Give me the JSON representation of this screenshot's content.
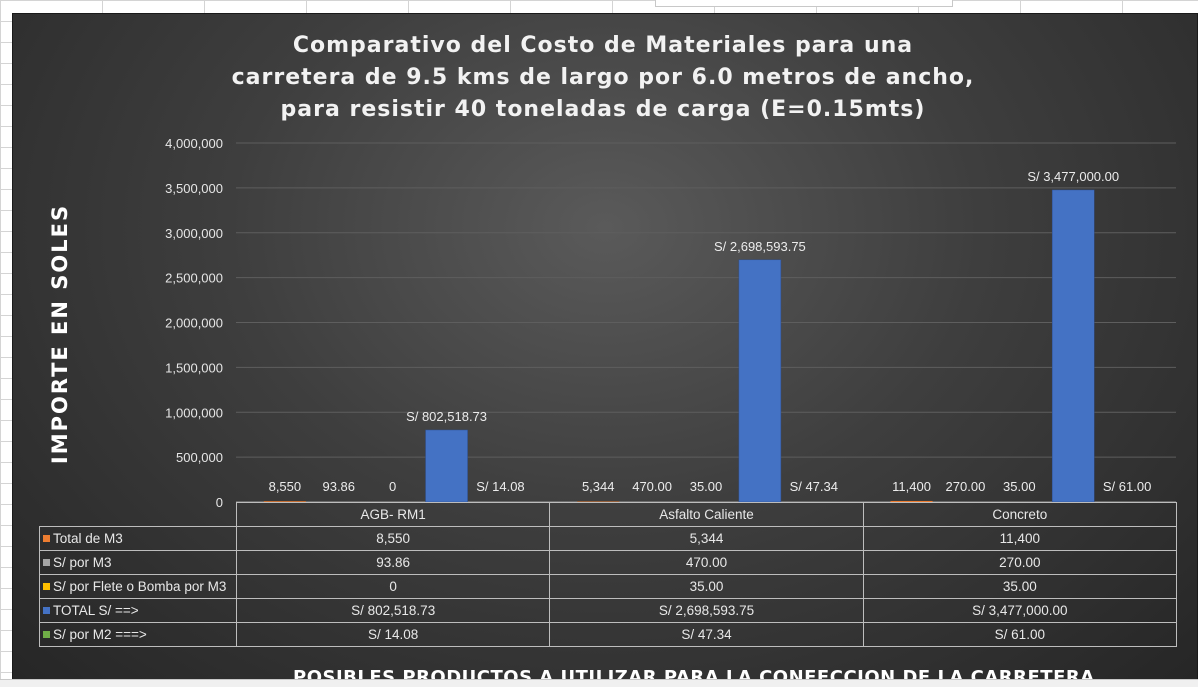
{
  "chart_data": {
    "type": "bar",
    "title_lines": [
      "Comparativo del Costo de Materiales para una",
      "carretera de 9.5 kms de largo por 6.0 metros de ancho,",
      "para resistir 40 toneladas de carga (E=0.15mts)"
    ],
    "ylabel": "IMPORTE EN SOLES",
    "xlabel": "POSIBLES PRODUCTOS A UTILIZAR PARA LA CONFECCION DE LA CARRETERA",
    "categories": [
      "AGB- RM1",
      "Asfalto Caliente",
      "Concreto"
    ],
    "ylim": [
      0,
      4000000
    ],
    "yticks": [
      {
        "value": 0,
        "label": "0"
      },
      {
        "value": 500000,
        "label": "500,000"
      },
      {
        "value": 1000000,
        "label": "1,000,000"
      },
      {
        "value": 1500000,
        "label": "1,500,000"
      },
      {
        "value": 2000000,
        "label": "2,000,000"
      },
      {
        "value": 2500000,
        "label": "2,500,000"
      },
      {
        "value": 3000000,
        "label": "3,000,000"
      },
      {
        "value": 3500000,
        "label": "3,500,000"
      },
      {
        "value": 4000000,
        "label": "4,000,000"
      }
    ],
    "grid": true,
    "legend": "data table below chart",
    "series": [
      {
        "name": "Total de M3",
        "color": "#ed7d31",
        "values": [
          8550,
          5344,
          11400
        ],
        "labels": [
          "8,550",
          "5,344",
          "11,400"
        ]
      },
      {
        "name": "S/ por M3",
        "color": "#a5a5a5",
        "values": [
          93.86,
          470.0,
          270.0
        ],
        "labels": [
          "93.86",
          "470.00",
          "270.00"
        ]
      },
      {
        "name": "S/ por Flete o Bomba por M3",
        "color": "#ffc000",
        "values": [
          0,
          35.0,
          35.0
        ],
        "labels": [
          "0",
          "35.00",
          "35.00"
        ]
      },
      {
        "name": "TOTAL S/ ==>",
        "color": "#4472c4",
        "values": [
          802518.73,
          2698593.75,
          3477000.0
        ],
        "labels": [
          "S/ 802,518.73",
          "S/ 2,698,593.75",
          "S/ 3,477,000.00"
        ]
      },
      {
        "name": "S/ por M2 ===>",
        "color": "#70ad47",
        "values": [
          14.08,
          47.34,
          61.0
        ],
        "labels": [
          "S/ 14.08",
          "S/ 47.34",
          "S/ 61.00"
        ]
      }
    ]
  }
}
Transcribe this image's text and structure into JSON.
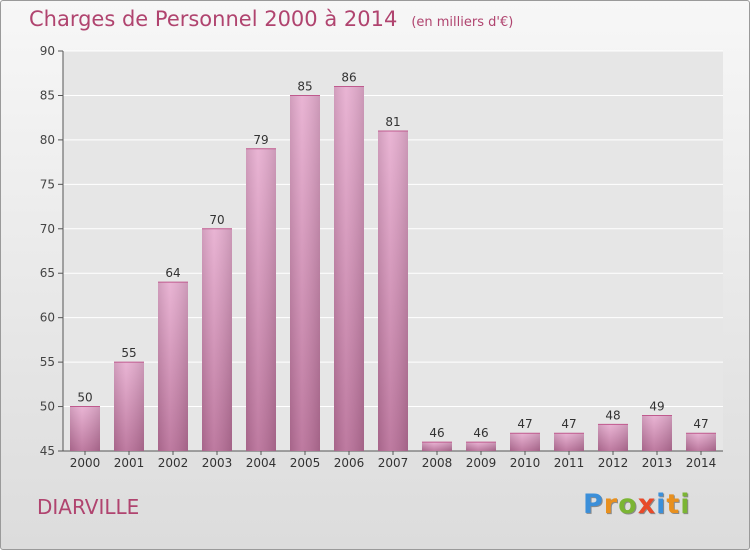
{
  "chart_data": {
    "type": "bar",
    "title": "Charges de Personnel 2000 à 2014",
    "subtitle": "(en milliers d'€)",
    "categories": [
      "2000",
      "2001",
      "2002",
      "2003",
      "2004",
      "2005",
      "2006",
      "2007",
      "2008",
      "2009",
      "2010",
      "2011",
      "2012",
      "2013",
      "2014"
    ],
    "values": [
      50,
      55,
      64,
      70,
      79,
      85,
      86,
      81,
      46,
      46,
      47,
      47,
      48,
      49,
      47
    ],
    "ylim": [
      45,
      90
    ],
    "yticks": [
      45,
      50,
      55,
      60,
      65,
      70,
      75,
      80,
      85,
      90
    ],
    "grid": true,
    "bar_color": "#d98fb5",
    "title_color": "#b0446f"
  },
  "footer": {
    "city": "DIARVILLE",
    "logo_text": "Proxiti",
    "logo_colors": [
      "#3b8fd9",
      "#e8901e",
      "#7bb534",
      "#e84a2a",
      "#3b8fd9",
      "#e8901e",
      "#7bb534"
    ]
  }
}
────────────────────────────────────────
| Short task |
Write the lines above out again exactly, without any of their pictures.

| Answer below |
Give me the JSON representation of this screenshot's content.
{
  "chart_data": {
    "type": "bar",
    "title_lines": [
      "Comparativo del Costo de Materiales para una",
      "carretera de 9.5 kms de largo por 6.0 metros de ancho,",
      "para resistir 40 toneladas de carga (E=0.15mts)"
    ],
    "ylabel": "IMPORTE EN SOLES",
    "xlabel": "POSIBLES PRODUCTOS A UTILIZAR PARA LA CONFECCION DE LA CARRETERA",
    "categories": [
      "AGB- RM1",
      "Asfalto Caliente",
      "Concreto"
    ],
    "ylim": [
      0,
      4000000
    ],
    "yticks": [
      {
        "value": 0,
        "label": "0"
      },
      {
        "value": 500000,
        "label": "500,000"
      },
      {
        "value": 1000000,
        "label": "1,000,000"
      },
      {
        "value": 1500000,
        "label": "1,500,000"
      },
      {
        "value": 2000000,
        "label": "2,000,000"
      },
      {
        "value": 2500000,
        "label": "2,500,000"
      },
      {
        "value": 3000000,
        "label": "3,000,000"
      },
      {
        "value": 3500000,
        "label": "3,500,000"
      },
      {
        "value": 4000000,
        "label": "4,000,000"
      }
    ],
    "grid": true,
    "legend": "data table below chart",
    "series": [
      {
        "name": "Total de M3",
        "color": "#ed7d31",
        "values": [
          8550,
          5344,
          11400
        ],
        "labels": [
          "8,550",
          "5,344",
          "11,400"
        ]
      },
      {
        "name": "S/ por M3",
        "color": "#a5a5a5",
        "values": [
          93.86,
          470.0,
          270.0
        ],
        "labels": [
          "93.86",
          "470.00",
          "270.00"
        ]
      },
      {
        "name": "S/ por Flete o Bomba por M3",
        "color": "#ffc000",
        "values": [
          0,
          35.0,
          35.0
        ],
        "labels": [
          "0",
          "35.00",
          "35.00"
        ]
      },
      {
        "name": "TOTAL S/ ==>",
        "color": "#4472c4",
        "values": [
          802518.73,
          2698593.75,
          3477000.0
        ],
        "labels": [
          "S/ 802,518.73",
          "S/ 2,698,593.75",
          "S/ 3,477,000.00"
        ]
      },
      {
        "name": "S/ por M2 ===>",
        "color": "#70ad47",
        "values": [
          14.08,
          47.34,
          61.0
        ],
        "labels": [
          "S/ 14.08",
          "S/ 47.34",
          "S/ 61.00"
        ]
      }
    ]
  }
}
Transcribe this image's text and structure into JSON.
{
  "chart_data": {
    "type": "bar",
    "title": "Charges de Personnel 2000 à 2014",
    "subtitle": "(en milliers d'€)",
    "categories": [
      "2000",
      "2001",
      "2002",
      "2003",
      "2004",
      "2005",
      "2006",
      "2007",
      "2008",
      "2009",
      "2010",
      "2011",
      "2012",
      "2013",
      "2014"
    ],
    "values": [
      50,
      55,
      64,
      70,
      79,
      85,
      86,
      81,
      46,
      46,
      47,
      47,
      48,
      49,
      47
    ],
    "ylim": [
      45,
      90
    ],
    "yticks": [
      45,
      50,
      55,
      60,
      65,
      70,
      75,
      80,
      85,
      90
    ],
    "grid": true,
    "bar_color": "#d98fb5",
    "title_color": "#b0446f"
  },
  "footer": {
    "city": "DIARVILLE",
    "logo_text": "Proxiti",
    "logo_colors": [
      "#3b8fd9",
      "#e8901e",
      "#7bb534",
      "#e84a2a",
      "#3b8fd9",
      "#e8901e",
      "#7bb534"
    ]
  }
}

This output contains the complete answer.